Source records:
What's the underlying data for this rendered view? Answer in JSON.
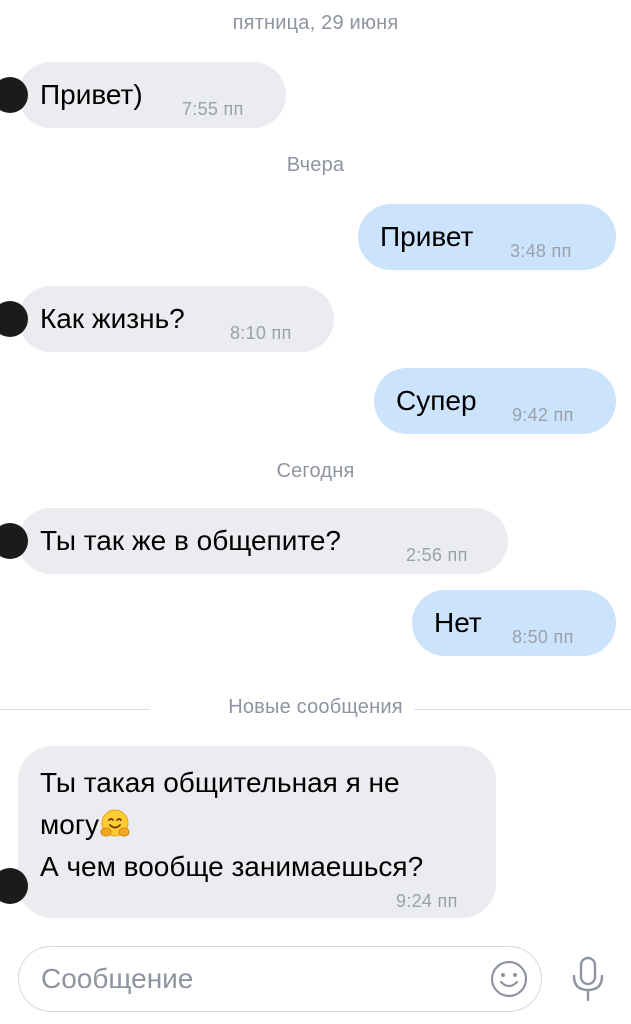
{
  "chat": {
    "separators": {
      "friday": "пятница, 29 июня",
      "yesterday": "Вчера",
      "today": "Сегодня"
    },
    "messages": [
      {
        "text": "Привет)",
        "time": "7:55 пп",
        "direction": "in"
      },
      {
        "text": "Привет",
        "time": "3:48 пп",
        "direction": "out"
      },
      {
        "text": "Как жизнь?",
        "time": "8:10 пп",
        "direction": "in"
      },
      {
        "text": "Супер",
        "time": "9:42 пп",
        "direction": "out"
      },
      {
        "text": "Ты так же в общепите?",
        "time": "2:56 пп",
        "direction": "in"
      },
      {
        "text": "Нет",
        "time": "8:50 пп",
        "direction": "out"
      }
    ],
    "new_messages_label": "Новые сообщения",
    "last_message": {
      "line1": "Ты такая общительная я не",
      "line2": "могу",
      "emoji": "hugging-face-emoji",
      "line3": "А чем вообще занимаешься?",
      "time": "9:24 пп"
    }
  },
  "composer": {
    "placeholder": "Сообщение",
    "emoji_button_icon": "smile-icon",
    "voice_button_icon": "microphone-icon"
  },
  "colors": {
    "incoming_bubble": "#eaecef",
    "outgoing_bubble": "#cce3fc",
    "secondary_text": "#8e95a0"
  }
}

◆ Requirements: Pictures stay out; reproduce every line of the records exactly.

◆ Reply to the exercise:
What's the underlying data for this rendered view? Answer in JSON.
{
  "chat": {
    "separators": {
      "friday": "пятница, 29 июня",
      "yesterday": "Вчера",
      "today": "Сегодня"
    },
    "messages": [
      {
        "text": "Привет)",
        "time": "7:55 пп",
        "direction": "in"
      },
      {
        "text": "Привет",
        "time": "3:48 пп",
        "direction": "out"
      },
      {
        "text": "Как жизнь?",
        "time": "8:10 пп",
        "direction": "in"
      },
      {
        "text": "Супер",
        "time": "9:42 пп",
        "direction": "out"
      },
      {
        "text": "Ты так же в общепите?",
        "time": "2:56 пп",
        "direction": "in"
      },
      {
        "text": "Нет",
        "time": "8:50 пп",
        "direction": "out"
      }
    ],
    "new_messages_label": "Новые сообщения",
    "last_message": {
      "line1": "Ты такая общительная я не",
      "line2": "могу",
      "emoji": "hugging-face-emoji",
      "line3": "А чем вообще занимаешься?",
      "time": "9:24 пп"
    }
  },
  "composer": {
    "placeholder": "Сообщение",
    "emoji_button_icon": "smile-icon",
    "voice_button_icon": "microphone-icon"
  },
  "colors": {
    "incoming_bubble": "#eaecef",
    "outgoing_bubble": "#cce3fc",
    "secondary_text": "#8e95a0"
  }
}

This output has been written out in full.